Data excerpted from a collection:
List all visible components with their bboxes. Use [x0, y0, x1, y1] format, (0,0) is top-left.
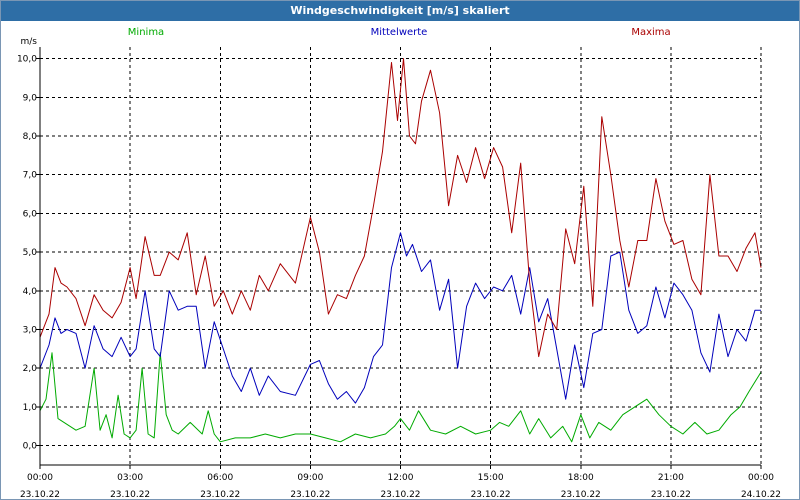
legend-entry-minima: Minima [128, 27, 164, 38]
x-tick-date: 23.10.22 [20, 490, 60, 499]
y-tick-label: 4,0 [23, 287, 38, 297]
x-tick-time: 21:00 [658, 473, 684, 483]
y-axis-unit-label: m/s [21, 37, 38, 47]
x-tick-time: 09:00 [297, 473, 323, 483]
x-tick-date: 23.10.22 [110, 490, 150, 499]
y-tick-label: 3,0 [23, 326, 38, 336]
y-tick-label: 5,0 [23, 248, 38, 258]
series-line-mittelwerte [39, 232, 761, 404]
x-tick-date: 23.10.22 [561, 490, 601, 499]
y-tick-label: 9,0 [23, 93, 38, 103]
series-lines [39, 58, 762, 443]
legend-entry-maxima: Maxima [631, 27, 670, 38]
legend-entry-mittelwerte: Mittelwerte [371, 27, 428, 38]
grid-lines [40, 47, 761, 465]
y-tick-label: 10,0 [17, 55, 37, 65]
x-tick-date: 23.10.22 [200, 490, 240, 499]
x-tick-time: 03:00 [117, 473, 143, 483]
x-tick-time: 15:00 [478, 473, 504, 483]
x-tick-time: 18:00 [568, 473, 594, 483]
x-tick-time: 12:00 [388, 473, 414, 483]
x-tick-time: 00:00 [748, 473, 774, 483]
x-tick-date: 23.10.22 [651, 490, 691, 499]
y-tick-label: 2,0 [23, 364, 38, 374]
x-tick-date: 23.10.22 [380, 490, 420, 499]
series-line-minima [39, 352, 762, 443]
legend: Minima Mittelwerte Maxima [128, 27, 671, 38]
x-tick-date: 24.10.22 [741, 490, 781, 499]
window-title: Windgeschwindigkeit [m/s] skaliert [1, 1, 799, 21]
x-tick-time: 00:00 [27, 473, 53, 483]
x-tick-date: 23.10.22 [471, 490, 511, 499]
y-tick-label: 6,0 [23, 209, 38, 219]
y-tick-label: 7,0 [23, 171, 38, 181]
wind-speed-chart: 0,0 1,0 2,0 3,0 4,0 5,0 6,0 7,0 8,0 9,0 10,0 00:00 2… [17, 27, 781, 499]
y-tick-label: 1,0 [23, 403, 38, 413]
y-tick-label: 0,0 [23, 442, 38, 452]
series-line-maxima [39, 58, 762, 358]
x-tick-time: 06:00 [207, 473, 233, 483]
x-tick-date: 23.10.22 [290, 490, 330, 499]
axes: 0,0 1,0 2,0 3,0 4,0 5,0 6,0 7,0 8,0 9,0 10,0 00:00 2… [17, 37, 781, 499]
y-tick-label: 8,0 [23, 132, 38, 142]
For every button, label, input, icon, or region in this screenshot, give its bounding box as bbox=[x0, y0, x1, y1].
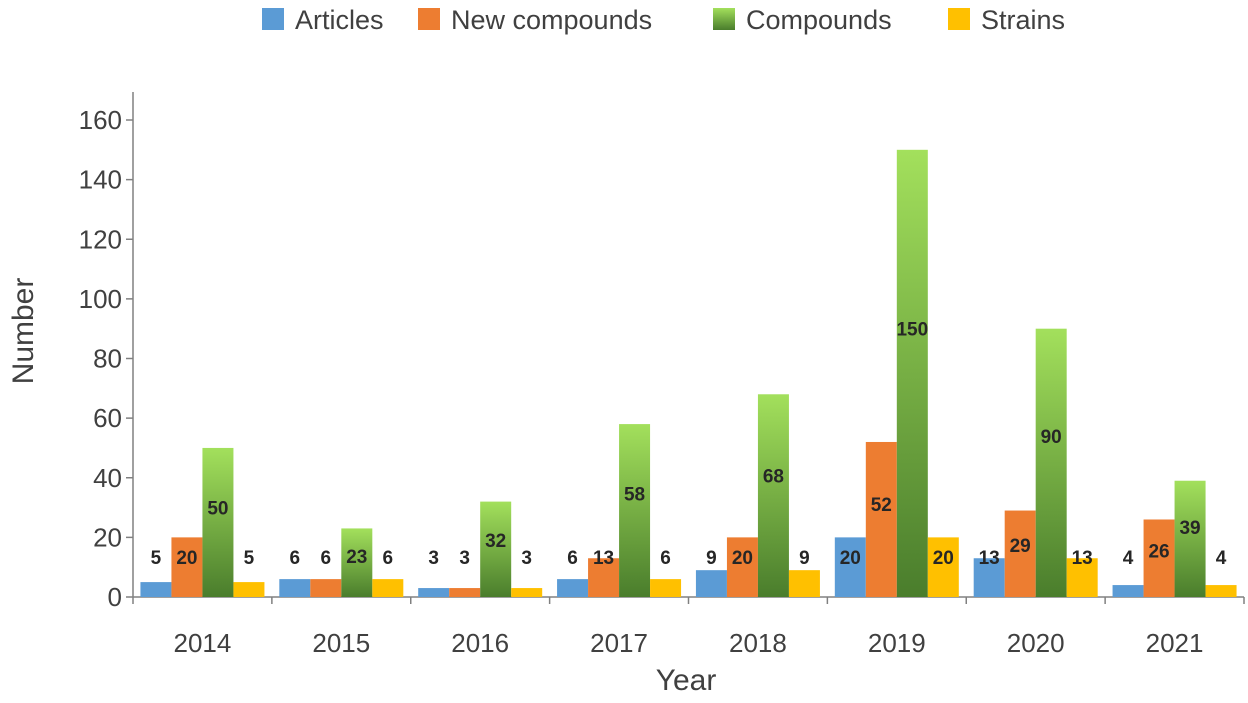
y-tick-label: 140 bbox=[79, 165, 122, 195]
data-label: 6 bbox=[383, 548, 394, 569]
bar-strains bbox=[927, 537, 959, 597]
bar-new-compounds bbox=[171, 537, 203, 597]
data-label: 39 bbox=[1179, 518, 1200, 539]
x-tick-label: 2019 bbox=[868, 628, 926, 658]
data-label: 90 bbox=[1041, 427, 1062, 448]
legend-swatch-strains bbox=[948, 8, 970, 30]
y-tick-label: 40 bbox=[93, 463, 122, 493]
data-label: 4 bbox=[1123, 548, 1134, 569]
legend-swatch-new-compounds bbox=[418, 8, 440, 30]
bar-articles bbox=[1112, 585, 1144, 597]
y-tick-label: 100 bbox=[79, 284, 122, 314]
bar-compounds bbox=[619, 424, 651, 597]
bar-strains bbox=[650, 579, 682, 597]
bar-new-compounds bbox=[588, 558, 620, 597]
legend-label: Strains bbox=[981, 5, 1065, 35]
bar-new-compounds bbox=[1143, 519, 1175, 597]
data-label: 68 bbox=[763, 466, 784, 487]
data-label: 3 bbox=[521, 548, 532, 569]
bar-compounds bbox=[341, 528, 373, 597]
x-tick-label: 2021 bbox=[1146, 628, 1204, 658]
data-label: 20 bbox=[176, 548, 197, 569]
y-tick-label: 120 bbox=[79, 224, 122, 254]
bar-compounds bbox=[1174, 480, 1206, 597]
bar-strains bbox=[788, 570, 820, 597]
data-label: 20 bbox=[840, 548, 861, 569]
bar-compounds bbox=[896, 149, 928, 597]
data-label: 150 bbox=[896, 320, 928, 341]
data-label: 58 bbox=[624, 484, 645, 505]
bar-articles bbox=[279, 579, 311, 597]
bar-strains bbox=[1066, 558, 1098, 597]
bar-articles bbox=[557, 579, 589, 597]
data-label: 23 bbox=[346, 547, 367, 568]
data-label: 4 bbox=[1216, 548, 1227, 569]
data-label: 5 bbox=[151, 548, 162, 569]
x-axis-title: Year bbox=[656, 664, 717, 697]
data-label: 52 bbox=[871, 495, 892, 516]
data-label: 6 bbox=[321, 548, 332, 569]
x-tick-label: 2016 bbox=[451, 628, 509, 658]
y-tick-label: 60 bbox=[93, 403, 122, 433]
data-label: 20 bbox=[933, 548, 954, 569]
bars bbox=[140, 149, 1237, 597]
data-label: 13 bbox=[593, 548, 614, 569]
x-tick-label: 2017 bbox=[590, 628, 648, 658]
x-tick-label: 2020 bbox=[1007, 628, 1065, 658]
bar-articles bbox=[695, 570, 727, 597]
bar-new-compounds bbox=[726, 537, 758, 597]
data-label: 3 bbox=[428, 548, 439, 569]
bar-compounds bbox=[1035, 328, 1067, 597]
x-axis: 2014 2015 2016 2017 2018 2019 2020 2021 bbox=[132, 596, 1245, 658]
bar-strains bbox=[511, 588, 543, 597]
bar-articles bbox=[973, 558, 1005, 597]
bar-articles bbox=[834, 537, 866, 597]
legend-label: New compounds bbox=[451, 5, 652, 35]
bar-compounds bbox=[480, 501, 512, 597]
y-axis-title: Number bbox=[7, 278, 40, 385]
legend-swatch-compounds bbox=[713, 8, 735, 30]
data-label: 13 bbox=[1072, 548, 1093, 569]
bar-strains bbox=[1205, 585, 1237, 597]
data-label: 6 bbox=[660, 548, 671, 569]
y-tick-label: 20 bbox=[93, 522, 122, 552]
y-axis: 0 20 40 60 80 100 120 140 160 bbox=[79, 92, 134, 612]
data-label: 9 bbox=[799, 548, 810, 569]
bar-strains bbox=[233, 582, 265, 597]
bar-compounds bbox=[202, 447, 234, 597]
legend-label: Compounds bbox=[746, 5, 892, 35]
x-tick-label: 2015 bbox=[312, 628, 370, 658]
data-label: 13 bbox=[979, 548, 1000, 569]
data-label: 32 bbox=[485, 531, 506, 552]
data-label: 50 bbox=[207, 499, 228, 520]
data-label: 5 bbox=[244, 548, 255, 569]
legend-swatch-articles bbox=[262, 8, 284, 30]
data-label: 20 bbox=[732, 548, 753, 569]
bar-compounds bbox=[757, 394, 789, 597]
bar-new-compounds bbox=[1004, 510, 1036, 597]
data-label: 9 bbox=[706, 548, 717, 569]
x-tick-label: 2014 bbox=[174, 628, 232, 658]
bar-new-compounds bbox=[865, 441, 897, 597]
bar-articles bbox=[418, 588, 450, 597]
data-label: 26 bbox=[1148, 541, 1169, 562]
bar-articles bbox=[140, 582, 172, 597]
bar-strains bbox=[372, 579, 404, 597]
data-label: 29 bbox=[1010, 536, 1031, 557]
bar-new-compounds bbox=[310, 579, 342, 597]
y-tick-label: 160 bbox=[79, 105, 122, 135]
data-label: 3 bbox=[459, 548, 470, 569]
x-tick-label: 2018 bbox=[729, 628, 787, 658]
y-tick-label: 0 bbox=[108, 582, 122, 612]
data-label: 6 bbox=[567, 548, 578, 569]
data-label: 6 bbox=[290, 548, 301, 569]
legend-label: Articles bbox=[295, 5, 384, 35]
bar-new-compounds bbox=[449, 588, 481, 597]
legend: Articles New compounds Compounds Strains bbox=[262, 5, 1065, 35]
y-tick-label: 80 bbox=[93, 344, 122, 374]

==

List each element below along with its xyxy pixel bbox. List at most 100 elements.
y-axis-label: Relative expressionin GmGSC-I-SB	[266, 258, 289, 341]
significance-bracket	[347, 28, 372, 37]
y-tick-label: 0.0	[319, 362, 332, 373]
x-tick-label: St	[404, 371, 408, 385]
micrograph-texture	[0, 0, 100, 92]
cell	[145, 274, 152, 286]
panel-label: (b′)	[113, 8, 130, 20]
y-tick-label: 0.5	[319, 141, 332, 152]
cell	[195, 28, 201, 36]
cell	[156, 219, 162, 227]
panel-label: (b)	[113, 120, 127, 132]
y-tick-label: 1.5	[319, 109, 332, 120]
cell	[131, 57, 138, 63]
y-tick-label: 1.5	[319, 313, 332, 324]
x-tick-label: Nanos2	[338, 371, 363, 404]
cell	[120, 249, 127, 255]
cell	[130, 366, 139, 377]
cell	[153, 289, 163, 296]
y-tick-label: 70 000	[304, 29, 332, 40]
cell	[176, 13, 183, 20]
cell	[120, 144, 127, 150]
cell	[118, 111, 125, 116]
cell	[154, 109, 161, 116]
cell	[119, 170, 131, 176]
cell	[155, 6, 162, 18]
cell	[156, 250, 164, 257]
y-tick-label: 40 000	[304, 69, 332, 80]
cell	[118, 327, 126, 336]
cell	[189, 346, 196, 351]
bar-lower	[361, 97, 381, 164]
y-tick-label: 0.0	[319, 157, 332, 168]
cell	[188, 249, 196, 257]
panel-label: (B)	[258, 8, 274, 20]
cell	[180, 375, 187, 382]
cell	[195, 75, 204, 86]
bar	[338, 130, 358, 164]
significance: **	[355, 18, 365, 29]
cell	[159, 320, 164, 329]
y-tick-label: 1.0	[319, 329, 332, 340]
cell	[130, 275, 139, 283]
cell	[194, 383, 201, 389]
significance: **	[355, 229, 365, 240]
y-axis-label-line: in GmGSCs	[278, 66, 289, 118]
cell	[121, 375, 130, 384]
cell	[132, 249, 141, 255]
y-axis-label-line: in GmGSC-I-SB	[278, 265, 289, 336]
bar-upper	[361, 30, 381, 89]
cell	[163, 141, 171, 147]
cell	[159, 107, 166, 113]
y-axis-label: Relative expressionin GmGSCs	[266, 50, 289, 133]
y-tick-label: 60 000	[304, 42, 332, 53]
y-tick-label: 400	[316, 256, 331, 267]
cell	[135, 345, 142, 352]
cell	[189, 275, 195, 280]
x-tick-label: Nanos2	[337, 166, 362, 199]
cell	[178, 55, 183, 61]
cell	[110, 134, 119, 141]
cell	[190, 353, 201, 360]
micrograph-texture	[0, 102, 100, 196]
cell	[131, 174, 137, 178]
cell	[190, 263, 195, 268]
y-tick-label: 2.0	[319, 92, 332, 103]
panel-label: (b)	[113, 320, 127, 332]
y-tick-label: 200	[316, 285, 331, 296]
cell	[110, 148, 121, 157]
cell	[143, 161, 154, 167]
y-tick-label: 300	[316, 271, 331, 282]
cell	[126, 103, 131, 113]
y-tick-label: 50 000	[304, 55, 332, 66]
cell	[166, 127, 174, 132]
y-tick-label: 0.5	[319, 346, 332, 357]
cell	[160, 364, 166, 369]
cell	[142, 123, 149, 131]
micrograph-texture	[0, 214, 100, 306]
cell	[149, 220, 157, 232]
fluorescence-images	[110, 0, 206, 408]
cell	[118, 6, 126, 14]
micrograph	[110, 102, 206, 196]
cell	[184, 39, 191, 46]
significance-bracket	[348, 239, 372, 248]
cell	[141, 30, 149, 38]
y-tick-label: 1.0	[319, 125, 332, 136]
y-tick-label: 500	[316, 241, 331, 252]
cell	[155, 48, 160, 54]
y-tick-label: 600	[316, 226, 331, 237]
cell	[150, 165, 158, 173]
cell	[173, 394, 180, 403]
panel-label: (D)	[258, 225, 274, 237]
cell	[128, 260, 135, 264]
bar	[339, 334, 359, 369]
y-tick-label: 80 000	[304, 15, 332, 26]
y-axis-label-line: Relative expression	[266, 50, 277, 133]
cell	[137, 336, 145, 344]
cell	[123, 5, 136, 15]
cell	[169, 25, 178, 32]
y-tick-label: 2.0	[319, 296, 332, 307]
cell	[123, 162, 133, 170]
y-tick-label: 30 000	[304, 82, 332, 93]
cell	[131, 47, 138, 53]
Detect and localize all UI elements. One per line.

...

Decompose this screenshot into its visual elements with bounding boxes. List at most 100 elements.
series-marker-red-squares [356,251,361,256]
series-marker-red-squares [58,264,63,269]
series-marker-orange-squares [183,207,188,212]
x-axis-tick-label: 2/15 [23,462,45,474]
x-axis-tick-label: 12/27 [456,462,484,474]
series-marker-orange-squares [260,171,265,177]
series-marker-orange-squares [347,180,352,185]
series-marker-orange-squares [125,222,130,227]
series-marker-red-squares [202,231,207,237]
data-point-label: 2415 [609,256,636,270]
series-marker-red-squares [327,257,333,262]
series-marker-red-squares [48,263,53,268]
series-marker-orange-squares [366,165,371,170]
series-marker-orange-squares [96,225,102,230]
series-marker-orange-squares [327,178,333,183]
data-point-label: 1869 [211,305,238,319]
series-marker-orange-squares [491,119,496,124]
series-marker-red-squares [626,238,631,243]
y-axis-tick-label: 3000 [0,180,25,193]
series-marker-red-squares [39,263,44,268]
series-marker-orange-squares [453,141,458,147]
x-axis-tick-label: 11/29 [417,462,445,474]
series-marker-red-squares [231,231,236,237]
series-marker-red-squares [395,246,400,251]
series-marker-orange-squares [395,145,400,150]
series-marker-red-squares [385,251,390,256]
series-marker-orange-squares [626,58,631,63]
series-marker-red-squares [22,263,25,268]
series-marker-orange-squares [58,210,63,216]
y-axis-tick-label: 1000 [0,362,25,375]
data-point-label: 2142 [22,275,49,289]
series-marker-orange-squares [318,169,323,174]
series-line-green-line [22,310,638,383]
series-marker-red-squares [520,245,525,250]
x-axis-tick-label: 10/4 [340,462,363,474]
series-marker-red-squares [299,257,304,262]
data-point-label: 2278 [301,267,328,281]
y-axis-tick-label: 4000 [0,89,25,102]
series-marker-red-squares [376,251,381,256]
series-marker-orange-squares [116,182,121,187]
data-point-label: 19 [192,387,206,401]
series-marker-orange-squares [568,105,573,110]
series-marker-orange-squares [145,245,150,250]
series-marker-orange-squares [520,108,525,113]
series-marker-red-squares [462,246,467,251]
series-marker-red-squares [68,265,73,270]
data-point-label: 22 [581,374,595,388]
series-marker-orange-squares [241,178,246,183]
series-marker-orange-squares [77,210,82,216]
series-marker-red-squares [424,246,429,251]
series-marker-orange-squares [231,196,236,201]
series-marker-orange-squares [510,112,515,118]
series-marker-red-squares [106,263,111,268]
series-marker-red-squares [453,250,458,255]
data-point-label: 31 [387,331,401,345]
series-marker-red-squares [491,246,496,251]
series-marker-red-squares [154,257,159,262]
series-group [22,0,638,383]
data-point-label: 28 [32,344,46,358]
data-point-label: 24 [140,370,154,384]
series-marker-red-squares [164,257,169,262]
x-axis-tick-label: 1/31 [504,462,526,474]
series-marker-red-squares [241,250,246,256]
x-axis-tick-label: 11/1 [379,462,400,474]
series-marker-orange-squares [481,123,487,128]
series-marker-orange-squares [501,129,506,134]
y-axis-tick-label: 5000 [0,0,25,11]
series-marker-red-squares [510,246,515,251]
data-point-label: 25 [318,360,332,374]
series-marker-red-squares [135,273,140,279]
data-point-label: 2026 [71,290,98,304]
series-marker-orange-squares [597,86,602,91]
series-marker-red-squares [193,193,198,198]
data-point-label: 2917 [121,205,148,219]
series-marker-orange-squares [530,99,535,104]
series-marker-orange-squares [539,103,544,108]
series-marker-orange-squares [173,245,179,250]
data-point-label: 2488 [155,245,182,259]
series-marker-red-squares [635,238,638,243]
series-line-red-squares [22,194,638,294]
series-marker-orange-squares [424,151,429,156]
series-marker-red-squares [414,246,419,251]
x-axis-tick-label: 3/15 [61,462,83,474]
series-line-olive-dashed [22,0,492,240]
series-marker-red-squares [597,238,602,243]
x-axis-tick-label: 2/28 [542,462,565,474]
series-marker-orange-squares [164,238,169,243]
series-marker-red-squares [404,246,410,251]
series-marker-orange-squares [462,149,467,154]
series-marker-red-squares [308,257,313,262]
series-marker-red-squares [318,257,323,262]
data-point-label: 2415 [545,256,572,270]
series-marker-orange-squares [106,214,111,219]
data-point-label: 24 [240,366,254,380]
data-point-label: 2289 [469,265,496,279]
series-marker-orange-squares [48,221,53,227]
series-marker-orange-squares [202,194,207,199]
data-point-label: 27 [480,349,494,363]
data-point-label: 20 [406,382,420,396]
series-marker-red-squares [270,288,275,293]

**WHAT TO PRODUCE**. Output as a JSON list of strings, one string per line, the lines of the data from the line containing "List each element" through the line containing "109, 161, 116]", including both. Leave out any blank lines.

**EXERCISE SOLUTION**.
[
  "List each element below along with its xyxy pixel bbox. List at most 100 elements.",
  "y-axis-label: Relative expressionin GmGSC-I-SB\t[266, 258, 289, 341]",
  "significance-bracket\t[347, 28, 372, 37]",
  "y-tick-label: 0.0\t[319, 362, 332, 373]",
  "x-tick-label: St\t[404, 371, 408, 385]",
  "micrograph-texture\t[0, 0, 100, 92]",
  "cell\t[145, 274, 152, 286]",
  "panel-label: (b′)\t[113, 8, 130, 20]",
  "y-tick-label: 0.5\t[319, 141, 332, 152]",
  "cell\t[195, 28, 201, 36]",
  "cell\t[156, 219, 162, 227]",
  "panel-label: (b)\t[113, 120, 127, 132]",
  "y-tick-label: 1.5\t[319, 109, 332, 120]",
  "cell\t[131, 57, 138, 63]",
  "y-tick-label: 1.5\t[319, 313, 332, 324]",
  "x-tick-label: Nanos2\t[338, 371, 363, 404]",
  "cell\t[120, 249, 127, 255]",
  "cell\t[130, 366, 139, 377]",
  "cell\t[153, 289, 163, 296]",
  "y-tick-label: 70 000\t[304, 29, 332, 40]",
  "cell\t[176, 13, 183, 20]",
  "cell\t[120, 144, 127, 150]",
  "cell\t[118, 111, 125, 116]",
  "cell\t[154, 109, 161, 116]"
]